# Little Creatures "rogers" Recipe



## wobbly (10/3/08)

Can any one give me a starting point to make an all grain "LC Rogers" beer (or even the "Knowledge" which just might be a Rogers with B---s) . Grain Bill, Mash Schedule, Hop Schedule and Yeast would be much appreciated.

My current starting point goes a bit like this

Grain 
80% Pils
5% Munich
5% Carapils
10% Carared

Mash high 60's

Hops EKG, Cascade, Chinook but I'm not sure how much and sequence

Yeast havn't got a clue but maybe Wyeast 1272

cheers

wobbly


----------



## floppinab (10/3/08)

This one here was an absolute beauty and got a bashing on the Xmas Swap day. I think I used one of the English Ale high flocc yeasts. Check through that thread for some other details

http://www.aussiehomebrewer.com/forum/inde...st&p=249237


----------



## crozdog (10/3/08)

■ WORK TO COMPLETE ■
1. From the Rogers recipe thread, list each grain in the starting grain bill along with its percentage.
2. Rewrite the passage of the Rogers recipe thread starting with "## floppinab (10/3/08)" and going on through "## crozdog (10/3/08)", replacing "Xmas" with "Christmas".

■ DATA RECORDS ■
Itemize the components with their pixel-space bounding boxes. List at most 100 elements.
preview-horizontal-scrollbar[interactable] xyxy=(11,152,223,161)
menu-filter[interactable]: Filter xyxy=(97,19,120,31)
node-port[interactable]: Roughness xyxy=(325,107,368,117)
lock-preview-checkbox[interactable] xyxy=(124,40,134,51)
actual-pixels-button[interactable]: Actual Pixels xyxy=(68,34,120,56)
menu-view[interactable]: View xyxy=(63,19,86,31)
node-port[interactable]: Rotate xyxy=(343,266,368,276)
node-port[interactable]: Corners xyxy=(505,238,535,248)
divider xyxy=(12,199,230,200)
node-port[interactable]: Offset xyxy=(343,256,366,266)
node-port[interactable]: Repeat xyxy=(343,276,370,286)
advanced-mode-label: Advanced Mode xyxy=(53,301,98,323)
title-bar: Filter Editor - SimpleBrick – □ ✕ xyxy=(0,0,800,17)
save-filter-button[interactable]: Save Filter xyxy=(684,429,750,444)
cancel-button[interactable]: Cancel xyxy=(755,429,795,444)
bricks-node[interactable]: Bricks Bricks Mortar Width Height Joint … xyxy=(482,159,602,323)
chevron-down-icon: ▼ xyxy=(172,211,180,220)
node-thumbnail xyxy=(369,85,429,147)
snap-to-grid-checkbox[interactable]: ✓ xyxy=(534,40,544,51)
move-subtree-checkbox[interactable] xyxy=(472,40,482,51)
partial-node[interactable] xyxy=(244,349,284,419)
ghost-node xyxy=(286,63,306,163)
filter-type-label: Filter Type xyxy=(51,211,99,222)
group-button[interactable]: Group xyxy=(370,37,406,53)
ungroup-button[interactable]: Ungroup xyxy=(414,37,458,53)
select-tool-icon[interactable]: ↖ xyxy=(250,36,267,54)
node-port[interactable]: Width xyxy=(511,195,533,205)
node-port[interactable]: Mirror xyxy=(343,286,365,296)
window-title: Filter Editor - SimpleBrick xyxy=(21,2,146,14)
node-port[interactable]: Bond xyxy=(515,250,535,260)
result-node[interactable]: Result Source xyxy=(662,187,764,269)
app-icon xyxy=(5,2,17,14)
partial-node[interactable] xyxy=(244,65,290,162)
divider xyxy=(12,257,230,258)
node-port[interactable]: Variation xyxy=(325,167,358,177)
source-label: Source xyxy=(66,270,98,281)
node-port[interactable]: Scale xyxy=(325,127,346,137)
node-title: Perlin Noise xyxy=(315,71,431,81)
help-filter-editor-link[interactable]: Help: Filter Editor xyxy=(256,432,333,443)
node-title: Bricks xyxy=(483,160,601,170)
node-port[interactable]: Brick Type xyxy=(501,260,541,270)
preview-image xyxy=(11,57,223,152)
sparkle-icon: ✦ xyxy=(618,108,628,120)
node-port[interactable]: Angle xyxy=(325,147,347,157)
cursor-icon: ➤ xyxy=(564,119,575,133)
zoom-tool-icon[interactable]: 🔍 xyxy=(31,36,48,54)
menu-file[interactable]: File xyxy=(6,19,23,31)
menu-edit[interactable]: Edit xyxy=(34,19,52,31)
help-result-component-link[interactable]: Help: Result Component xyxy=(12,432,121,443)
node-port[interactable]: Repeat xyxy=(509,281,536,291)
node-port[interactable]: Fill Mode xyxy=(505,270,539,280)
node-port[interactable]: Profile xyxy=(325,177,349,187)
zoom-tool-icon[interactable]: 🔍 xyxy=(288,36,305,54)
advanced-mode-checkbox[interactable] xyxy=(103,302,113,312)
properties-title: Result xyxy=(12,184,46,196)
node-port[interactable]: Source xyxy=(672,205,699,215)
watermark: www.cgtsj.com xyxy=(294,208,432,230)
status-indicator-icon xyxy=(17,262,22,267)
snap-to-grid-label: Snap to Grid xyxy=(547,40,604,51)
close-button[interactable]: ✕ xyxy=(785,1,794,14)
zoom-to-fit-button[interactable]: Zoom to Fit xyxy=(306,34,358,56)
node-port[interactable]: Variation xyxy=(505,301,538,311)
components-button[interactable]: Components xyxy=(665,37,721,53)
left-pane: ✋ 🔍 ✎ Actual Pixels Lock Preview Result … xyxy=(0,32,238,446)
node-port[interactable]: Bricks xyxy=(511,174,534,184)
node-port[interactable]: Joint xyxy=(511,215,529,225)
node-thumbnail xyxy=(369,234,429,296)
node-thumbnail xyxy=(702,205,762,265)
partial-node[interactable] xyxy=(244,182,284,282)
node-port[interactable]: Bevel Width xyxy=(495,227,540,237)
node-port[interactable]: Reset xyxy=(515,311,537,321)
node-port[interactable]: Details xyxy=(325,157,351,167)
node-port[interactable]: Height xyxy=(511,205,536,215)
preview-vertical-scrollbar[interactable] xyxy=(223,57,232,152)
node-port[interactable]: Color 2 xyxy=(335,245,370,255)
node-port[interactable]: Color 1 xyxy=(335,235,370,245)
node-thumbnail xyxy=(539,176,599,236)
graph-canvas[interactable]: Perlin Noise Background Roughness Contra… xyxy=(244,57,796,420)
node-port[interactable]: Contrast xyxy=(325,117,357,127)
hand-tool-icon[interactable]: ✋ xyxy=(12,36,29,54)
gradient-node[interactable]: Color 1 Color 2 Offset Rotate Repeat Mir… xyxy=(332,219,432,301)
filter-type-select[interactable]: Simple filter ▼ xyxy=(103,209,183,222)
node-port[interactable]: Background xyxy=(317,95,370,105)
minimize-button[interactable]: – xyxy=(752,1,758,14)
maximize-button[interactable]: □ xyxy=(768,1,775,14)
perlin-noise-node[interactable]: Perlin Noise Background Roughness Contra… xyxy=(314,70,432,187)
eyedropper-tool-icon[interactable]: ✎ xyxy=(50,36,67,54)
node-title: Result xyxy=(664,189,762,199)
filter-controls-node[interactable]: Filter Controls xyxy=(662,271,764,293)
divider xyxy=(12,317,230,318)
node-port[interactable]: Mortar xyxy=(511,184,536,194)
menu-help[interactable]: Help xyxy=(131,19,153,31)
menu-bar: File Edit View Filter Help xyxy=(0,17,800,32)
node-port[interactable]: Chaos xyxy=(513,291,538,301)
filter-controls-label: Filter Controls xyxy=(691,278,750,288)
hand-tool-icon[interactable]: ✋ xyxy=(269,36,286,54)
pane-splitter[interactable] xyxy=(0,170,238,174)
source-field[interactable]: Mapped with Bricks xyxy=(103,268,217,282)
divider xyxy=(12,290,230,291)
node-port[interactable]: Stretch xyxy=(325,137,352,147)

■ TASK-BY-TASK OUTPUTS ■
1.
80% Pils
5% Munich
5% Carapils
10% Carared

2.
## floppinab (10/3/08)

This one here was an absolute beauty and got a bashing on the Christmas Swap day. I think I used one of the English Ale high flocc yeasts. Check through that thread for some other details

http://www.aussiehomebrewer.com/forum/inde...st&p=249237


----------



## crozdog (10/3/08)